• Data excerpts:
──────────────────────────────

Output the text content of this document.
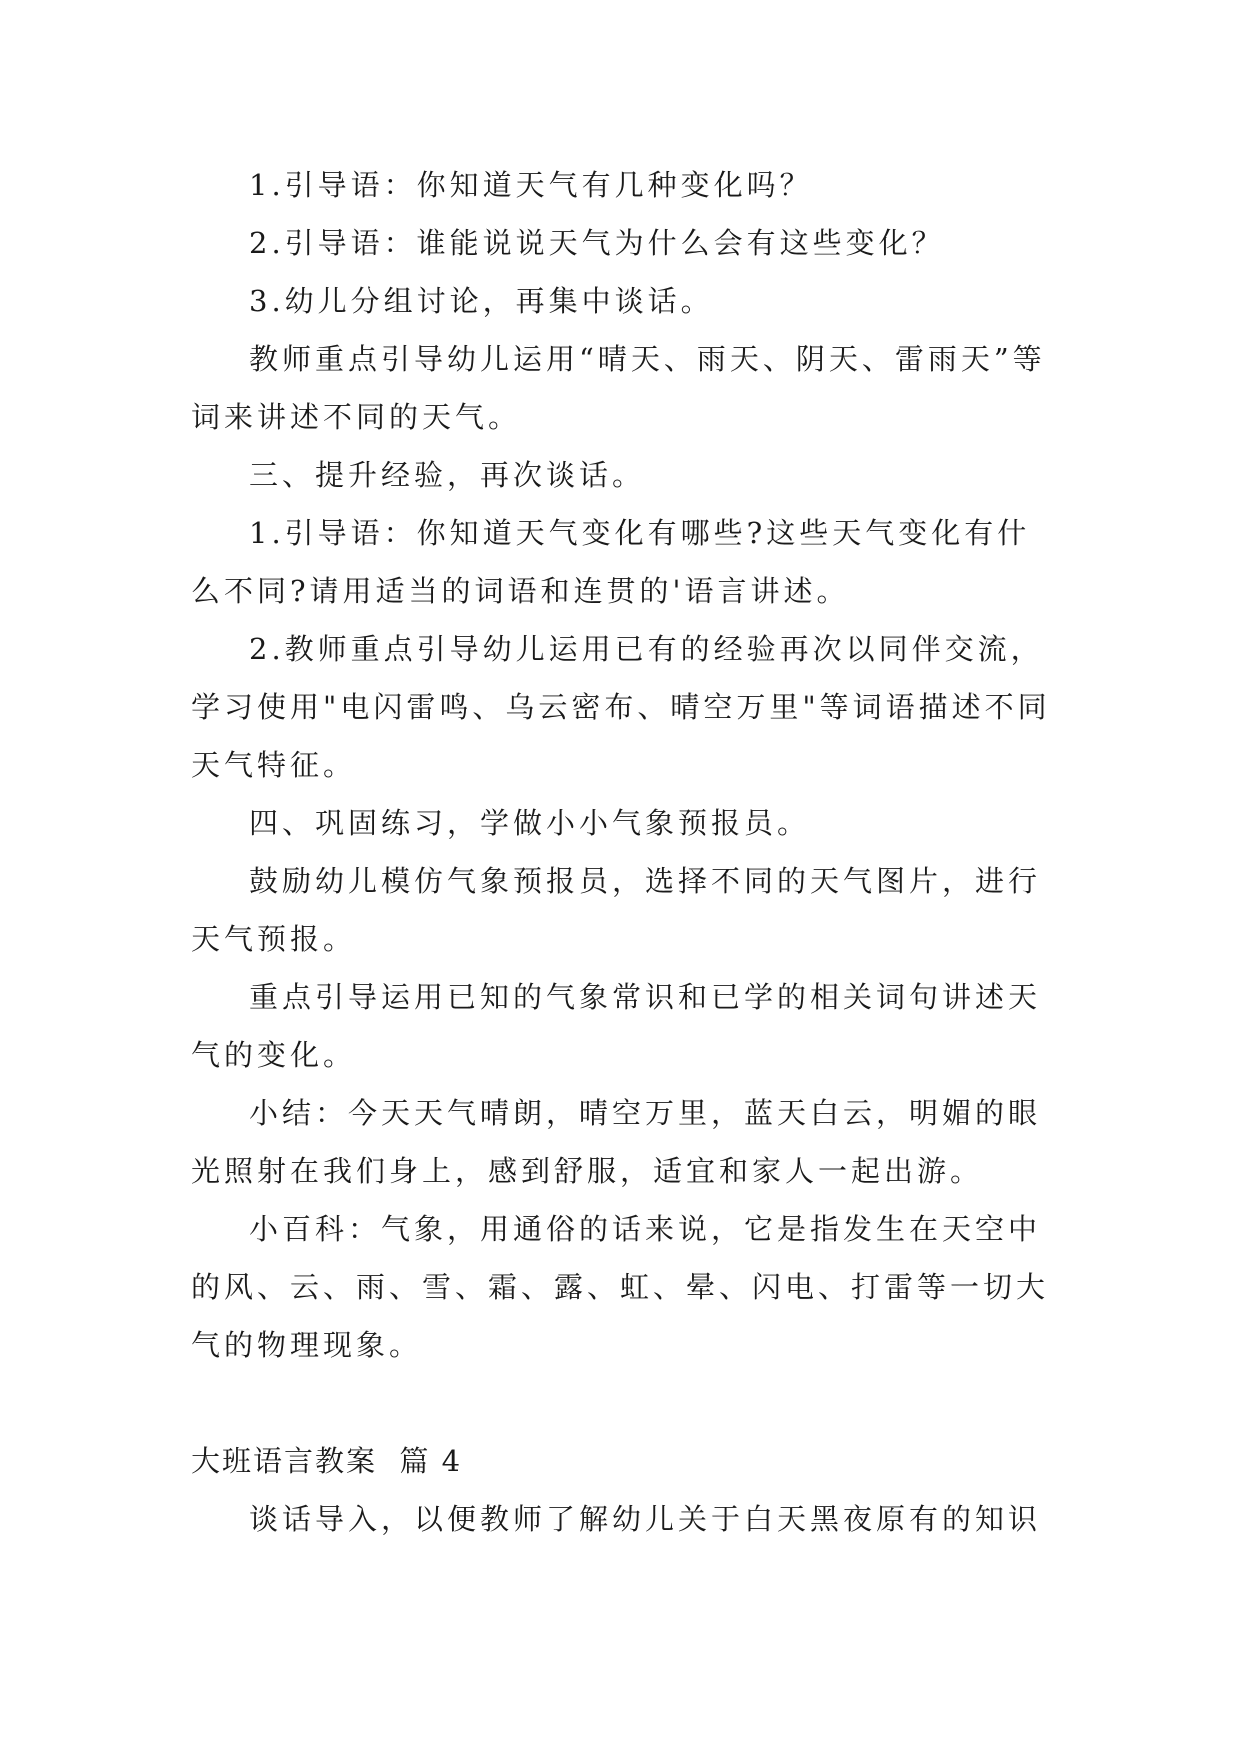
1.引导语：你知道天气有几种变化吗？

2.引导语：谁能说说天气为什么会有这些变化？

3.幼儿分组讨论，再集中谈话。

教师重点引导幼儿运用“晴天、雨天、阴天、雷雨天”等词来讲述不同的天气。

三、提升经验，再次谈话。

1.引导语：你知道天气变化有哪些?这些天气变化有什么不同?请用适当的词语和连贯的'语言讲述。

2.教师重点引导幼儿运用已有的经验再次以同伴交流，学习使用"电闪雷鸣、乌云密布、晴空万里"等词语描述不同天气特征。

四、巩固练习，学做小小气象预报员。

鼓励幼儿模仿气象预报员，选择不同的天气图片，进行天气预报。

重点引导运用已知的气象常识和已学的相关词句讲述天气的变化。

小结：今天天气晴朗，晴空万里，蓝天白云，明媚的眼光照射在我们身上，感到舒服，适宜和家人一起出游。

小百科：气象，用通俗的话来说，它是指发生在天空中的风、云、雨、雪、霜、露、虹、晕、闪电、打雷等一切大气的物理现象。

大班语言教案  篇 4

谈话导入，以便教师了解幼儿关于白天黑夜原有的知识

──────────────────────────────

• Goal: Wherever a line in the data above holds "晴空万里", copy that line.

• Solved problem:
2.教师重点引导幼儿运用已有的经验再次以同伴交流，学习使用"电闪雷鸣、乌云密布、晴空万里"等词语描述不同天气特征。
小结：今天天气晴朗，晴空万里，蓝天白云，明媚的眼光照射在我们身上，感到舒服，适宜和家人一起出游。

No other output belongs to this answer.